▸ **Stated task**: Across the entries, how many lines have the string "العملية" in them? Reply with only a number.

--- Entries ---

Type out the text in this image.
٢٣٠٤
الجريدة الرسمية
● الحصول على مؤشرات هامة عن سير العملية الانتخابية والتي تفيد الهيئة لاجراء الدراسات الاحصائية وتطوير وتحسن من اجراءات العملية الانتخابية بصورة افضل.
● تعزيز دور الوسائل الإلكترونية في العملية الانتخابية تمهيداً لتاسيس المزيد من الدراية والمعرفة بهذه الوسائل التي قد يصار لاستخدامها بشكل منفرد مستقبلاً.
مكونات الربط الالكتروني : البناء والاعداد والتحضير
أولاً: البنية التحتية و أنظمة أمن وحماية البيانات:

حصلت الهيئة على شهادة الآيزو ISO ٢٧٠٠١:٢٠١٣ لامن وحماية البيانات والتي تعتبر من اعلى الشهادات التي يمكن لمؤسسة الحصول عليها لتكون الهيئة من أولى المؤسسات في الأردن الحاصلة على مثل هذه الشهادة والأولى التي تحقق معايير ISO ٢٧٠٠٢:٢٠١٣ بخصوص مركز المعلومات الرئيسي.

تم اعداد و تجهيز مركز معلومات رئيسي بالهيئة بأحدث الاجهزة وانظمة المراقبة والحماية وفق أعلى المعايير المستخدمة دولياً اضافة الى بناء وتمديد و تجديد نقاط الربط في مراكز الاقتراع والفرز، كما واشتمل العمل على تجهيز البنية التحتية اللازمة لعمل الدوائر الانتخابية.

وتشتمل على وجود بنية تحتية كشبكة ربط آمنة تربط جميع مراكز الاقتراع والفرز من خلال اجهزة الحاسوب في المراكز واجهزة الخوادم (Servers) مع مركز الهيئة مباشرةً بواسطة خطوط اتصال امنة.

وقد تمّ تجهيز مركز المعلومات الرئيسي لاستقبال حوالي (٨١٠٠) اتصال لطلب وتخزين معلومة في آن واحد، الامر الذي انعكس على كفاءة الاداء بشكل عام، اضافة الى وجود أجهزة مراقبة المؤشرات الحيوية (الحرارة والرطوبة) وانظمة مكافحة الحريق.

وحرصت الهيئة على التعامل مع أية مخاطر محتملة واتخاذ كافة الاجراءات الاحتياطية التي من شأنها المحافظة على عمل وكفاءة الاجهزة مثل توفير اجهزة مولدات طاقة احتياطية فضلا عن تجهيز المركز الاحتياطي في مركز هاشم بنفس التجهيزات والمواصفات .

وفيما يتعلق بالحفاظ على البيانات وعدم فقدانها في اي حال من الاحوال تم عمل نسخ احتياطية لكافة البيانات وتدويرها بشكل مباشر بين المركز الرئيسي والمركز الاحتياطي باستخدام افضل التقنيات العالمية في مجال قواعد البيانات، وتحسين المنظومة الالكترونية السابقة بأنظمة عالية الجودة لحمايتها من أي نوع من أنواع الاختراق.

---

▸ **Answer below**: 2